━━━ Task inputs

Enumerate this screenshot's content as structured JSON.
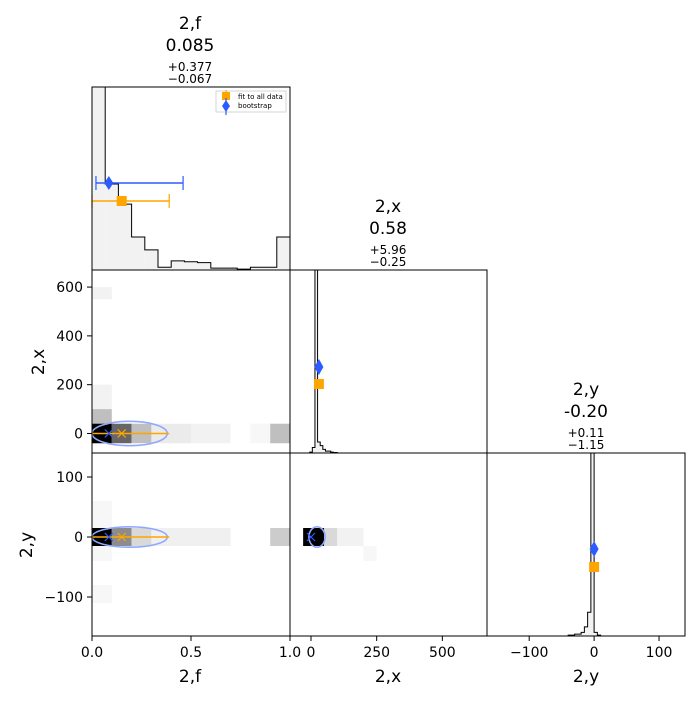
{
  "chart_data": {
    "type": "corner",
    "parameters": [
      {
        "label": "2,f",
        "median": "0.085",
        "plus": "+0.377",
        "minus": "−0.067"
      },
      {
        "label": "2,x",
        "median": "0.58",
        "plus": "+5.96",
        "minus": "−0.25"
      },
      {
        "label": "2,y",
        "median": "-0.20",
        "plus": "+0.11",
        "minus": "−1.15"
      }
    ],
    "axes": {
      "f": {
        "range": [
          0,
          1
        ],
        "ticks": [
          "0.0",
          "0.5",
          "1.0"
        ],
        "tick_values": [
          0,
          0.5,
          1
        ]
      },
      "x": {
        "range": [
          -80,
          670
        ],
        "ticks": [
          "0",
          "250",
          "500"
        ],
        "tick_values": [
          0,
          250,
          500
        ],
        "yticks": [
          "0",
          "200",
          "400",
          "600"
        ],
        "ytick_values": [
          0,
          200,
          400,
          600
        ]
      },
      "y": {
        "range": [
          -165,
          140
        ],
        "ticks": [
          "−100",
          "0",
          "100"
        ],
        "tick_values": [
          -100,
          0,
          100
        ],
        "yticks": [
          "−100",
          "0",
          "100"
        ],
        "ytick_values": [
          -100,
          0,
          100
        ]
      }
    },
    "legend": {
      "placement": "top-right",
      "entries": [
        {
          "name": "fit to all data",
          "color": "#ffa500",
          "marker": "square"
        },
        {
          "name": "bootstrap",
          "color": "#2c5cff",
          "marker": "diamond"
        }
      ]
    },
    "fit_to_all_data": {
      "f": 0.15,
      "f_err": [
        0.0,
        0.39
      ],
      "x": 170,
      "y": 0
    },
    "bootstrap": {
      "f": 0.085,
      "f_err": [
        0.02,
        0.46
      ],
      "x": 250,
      "y": -25
    },
    "hist_f": {
      "bin_edges": [
        0,
        0.0667,
        0.1333,
        0.2,
        0.2667,
        0.3333,
        0.4,
        0.4667,
        0.5333,
        0.6,
        0.6667,
        0.7333,
        0.8,
        0.8667,
        0.9333,
        1.0
      ],
      "values": [
        1.0,
        0.47,
        0.36,
        0.18,
        0.11,
        0.015,
        0.05,
        0.045,
        0.04,
        0.01,
        0.01,
        0.005,
        0.015,
        0.015,
        0.18
      ]
    },
    "hist_x": {
      "bin_edges": [
        -80,
        -5,
        5,
        15,
        25,
        35,
        45,
        55,
        65,
        75,
        85,
        100,
        670
      ],
      "values": [
        0.0,
        0.005,
        0.03,
        1.0,
        0.06,
        0.04,
        0.02,
        0.01,
        0.01,
        0.005,
        0.003,
        0.0
      ]
    },
    "hist_y": {
      "bin_edges": [
        -165,
        -40,
        -30,
        -20,
        -15,
        -10,
        -5,
        0,
        5,
        10,
        140
      ],
      "values": [
        0.0,
        0.005,
        0.01,
        0.02,
        0.05,
        0.13,
        1.0,
        0.02,
        0.005,
        0.0
      ]
    },
    "density_f_x": [
      {
        "f0": 0.0,
        "f1": 0.1,
        "x0": -40,
        "x1": 100,
        "shade": 0.25
      },
      {
        "f0": 0.0,
        "f1": 0.1,
        "x0": 100,
        "x1": 200,
        "shade": 0.05
      },
      {
        "f0": 0.0,
        "f1": 0.1,
        "x0": 550,
        "x1": 600,
        "shade": 0.05
      },
      {
        "f0": 0.0,
        "f1": 0.1,
        "x0": -40,
        "x1": 40,
        "shade": 1.0
      },
      {
        "f0": 0.1,
        "f1": 0.2,
        "x0": -40,
        "x1": 40,
        "shade": 0.6
      },
      {
        "f0": 0.2,
        "f1": 0.3,
        "x0": -40,
        "x1": 40,
        "shade": 0.25
      },
      {
        "f0": 0.3,
        "f1": 0.5,
        "x0": -40,
        "x1": 40,
        "shade": 0.08
      },
      {
        "f0": 0.5,
        "f1": 0.7,
        "x0": -40,
        "x1": 40,
        "shade": 0.05
      },
      {
        "f0": 0.8,
        "f1": 0.9,
        "x0": -40,
        "x1": 40,
        "shade": 0.03
      },
      {
        "f0": 0.9,
        "f1": 1.0,
        "x0": -40,
        "x1": 40,
        "shade": 0.25
      }
    ],
    "density_f_y": [
      {
        "f0": 0.0,
        "f1": 0.1,
        "y0": -15,
        "y1": 15,
        "shade": 1.0
      },
      {
        "f0": 0.1,
        "f1": 0.2,
        "y0": -15,
        "y1": 15,
        "shade": 0.45
      },
      {
        "f0": 0.2,
        "f1": 0.3,
        "y0": -15,
        "y1": 15,
        "shade": 0.15
      },
      {
        "f0": 0.3,
        "f1": 0.7,
        "y0": -15,
        "y1": 15,
        "shade": 0.06
      },
      {
        "f0": 0.9,
        "f1": 1.0,
        "y0": -15,
        "y1": 15,
        "shade": 0.2
      },
      {
        "f0": 0.0,
        "f1": 0.1,
        "y0": 15,
        "y1": 60,
        "shade": 0.03
      },
      {
        "f0": 0.0,
        "f1": 0.1,
        "y0": -40,
        "y1": -15,
        "shade": 0.03
      },
      {
        "f0": 0.0,
        "f1": 0.1,
        "y0": -110,
        "y1": -80,
        "shade": 0.03
      }
    ],
    "density_x_y": [
      {
        "x0": -30,
        "x1": 50,
        "y0": -15,
        "y1": 15,
        "shade": 1.0
      },
      {
        "x0": 50,
        "x1": 100,
        "y0": -15,
        "y1": 15,
        "shade": 0.15
      },
      {
        "x0": 100,
        "x1": 200,
        "y0": -15,
        "y1": 15,
        "shade": 0.05
      },
      {
        "x0": 200,
        "x1": 250,
        "y0": -40,
        "y1": -15,
        "shade": 0.03
      }
    ],
    "ellipses": {
      "f_x": {
        "cf": 0.19,
        "rf": 0.19,
        "cx": 0,
        "rx": 50
      },
      "f_y": {
        "cf": 0.19,
        "rf": 0.19,
        "cy": 0,
        "ry": 17
      },
      "x_y": {
        "cx": 0,
        "rx": 80,
        "cy": 0,
        "ry": 17
      }
    },
    "colors": {
      "fit": "#ffa500",
      "bootstrap": "#2c5cff",
      "ellipse": "#8fa8ff",
      "hist_fill": "#f2f2f2"
    }
  }
}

━━━━━━

Write out the material above once more, exactly as it reads, with no pictures.

Enumerate this screenshot's content as structured JSON.
{
  "chart_data": {
    "type": "corner",
    "parameters": [
      {
        "label": "2,f",
        "median": "0.085",
        "plus": "+0.377",
        "minus": "−0.067"
      },
      {
        "label": "2,x",
        "median": "0.58",
        "plus": "+5.96",
        "minus": "−0.25"
      },
      {
        "label": "2,y",
        "median": "-0.20",
        "plus": "+0.11",
        "minus": "−1.15"
      }
    ],
    "axes": {
      "f": {
        "range": [
          0,
          1
        ],
        "ticks": [
          "0.0",
          "0.5",
          "1.0"
        ],
        "tick_values": [
          0,
          0.5,
          1
        ]
      },
      "x": {
        "range": [
          -80,
          670
        ],
        "ticks": [
          "0",
          "250",
          "500"
        ],
        "tick_values": [
          0,
          250,
          500
        ],
        "yticks": [
          "0",
          "200",
          "400",
          "600"
        ],
        "ytick_values": [
          0,
          200,
          400,
          600
        ]
      },
      "y": {
        "range": [
          -165,
          140
        ],
        "ticks": [
          "−100",
          "0",
          "100"
        ],
        "tick_values": [
          -100,
          0,
          100
        ],
        "yticks": [
          "−100",
          "0",
          "100"
        ],
        "ytick_values": [
          -100,
          0,
          100
        ]
      }
    },
    "legend": {
      "placement": "top-right",
      "entries": [
        {
          "name": "fit to all data",
          "color": "#ffa500",
          "marker": "square"
        },
        {
          "name": "bootstrap",
          "color": "#2c5cff",
          "marker": "diamond"
        }
      ]
    },
    "fit_to_all_data": {
      "f": 0.15,
      "f_err": [
        0.0,
        0.39
      ],
      "x": 170,
      "y": 0
    },
    "bootstrap": {
      "f": 0.085,
      "f_err": [
        0.02,
        0.46
      ],
      "x": 250,
      "y": -25
    },
    "hist_f": {
      "bin_edges": [
        0,
        0.0667,
        0.1333,
        0.2,
        0.2667,
        0.3333,
        0.4,
        0.4667,
        0.5333,
        0.6,
        0.6667,
        0.7333,
        0.8,
        0.8667,
        0.9333,
        1.0
      ],
      "values": [
        1.0,
        0.47,
        0.36,
        0.18,
        0.11,
        0.015,
        0.05,
        0.045,
        0.04,
        0.01,
        0.01,
        0.005,
        0.015,
        0.015,
        0.18
      ]
    },
    "hist_x": {
      "bin_edges": [
        -80,
        -5,
        5,
        15,
        25,
        35,
        45,
        55,
        65,
        75,
        85,
        100,
        670
      ],
      "values": [
        0.0,
        0.005,
        0.03,
        1.0,
        0.06,
        0.04,
        0.02,
        0.01,
        0.01,
        0.005,
        0.003,
        0.0
      ]
    },
    "hist_y": {
      "bin_edges": [
        -165,
        -40,
        -30,
        -20,
        -15,
        -10,
        -5,
        0,
        5,
        10,
        140
      ],
      "values": [
        0.0,
        0.005,
        0.01,
        0.02,
        0.05,
        0.13,
        1.0,
        0.02,
        0.005,
        0.0
      ]
    },
    "density_f_x": [
      {
        "f0": 0.0,
        "f1": 0.1,
        "x0": -40,
        "x1": 100,
        "shade": 0.25
      },
      {
        "f0": 0.0,
        "f1": 0.1,
        "x0": 100,
        "x1": 200,
        "shade": 0.05
      },
      {
        "f0": 0.0,
        "f1": 0.1,
        "x0": 550,
        "x1": 600,
        "shade": 0.05
      },
      {
        "f0": 0.0,
        "f1": 0.1,
        "x0": -40,
        "x1": 40,
        "shade": 1.0
      },
      {
        "f0": 0.1,
        "f1": 0.2,
        "x0": -40,
        "x1": 40,
        "shade": 0.6
      },
      {
        "f0": 0.2,
        "f1": 0.3,
        "x0": -40,
        "x1": 40,
        "shade": 0.25
      },
      {
        "f0": 0.3,
        "f1": 0.5,
        "x0": -40,
        "x1": 40,
        "shade": 0.08
      },
      {
        "f0": 0.5,
        "f1": 0.7,
        "x0": -40,
        "x1": 40,
        "shade": 0.05
      },
      {
        "f0": 0.8,
        "f1": 0.9,
        "x0": -40,
        "x1": 40,
        "shade": 0.03
      },
      {
        "f0": 0.9,
        "f1": 1.0,
        "x0": -40,
        "x1": 40,
        "shade": 0.25
      }
    ],
    "density_f_y": [
      {
        "f0": 0.0,
        "f1": 0.1,
        "y0": -15,
        "y1": 15,
        "shade": 1.0
      },
      {
        "f0": 0.1,
        "f1": 0.2,
        "y0": -15,
        "y1": 15,
        "shade": 0.45
      },
      {
        "f0": 0.2,
        "f1": 0.3,
        "y0": -15,
        "y1": 15,
        "shade": 0.15
      },
      {
        "f0": 0.3,
        "f1": 0.7,
        "y0": -15,
        "y1": 15,
        "shade": 0.06
      },
      {
        "f0": 0.9,
        "f1": 1.0,
        "y0": -15,
        "y1": 15,
        "shade": 0.2
      },
      {
        "f0": 0.0,
        "f1": 0.1,
        "y0": 15,
        "y1": 60,
        "shade": 0.03
      },
      {
        "f0": 0.0,
        "f1": 0.1,
        "y0": -40,
        "y1": -15,
        "shade": 0.03
      },
      {
        "f0": 0.0,
        "f1": 0.1,
        "y0": -110,
        "y1": -80,
        "shade": 0.03
      }
    ],
    "density_x_y": [
      {
        "x0": -30,
        "x1": 50,
        "y0": -15,
        "y1": 15,
        "shade": 1.0
      },
      {
        "x0": 50,
        "x1": 100,
        "y0": -15,
        "y1": 15,
        "shade": 0.15
      },
      {
        "x0": 100,
        "x1": 200,
        "y0": -15,
        "y1": 15,
        "shade": 0.05
      },
      {
        "x0": 200,
        "x1": 250,
        "y0": -40,
        "y1": -15,
        "shade": 0.03
      }
    ],
    "ellipses": {
      "f_x": {
        "cf": 0.19,
        "rf": 0.19,
        "cx": 0,
        "rx": 50
      },
      "f_y": {
        "cf": 0.19,
        "rf": 0.19,
        "cy": 0,
        "ry": 17
      },
      "x_y": {
        "cx": 0,
        "rx": 80,
        "cy": 0,
        "ry": 17
      }
    },
    "colors": {
      "fit": "#ffa500",
      "bootstrap": "#2c5cff",
      "ellipse": "#8fa8ff",
      "hist_fill": "#f2f2f2"
    }
  }
}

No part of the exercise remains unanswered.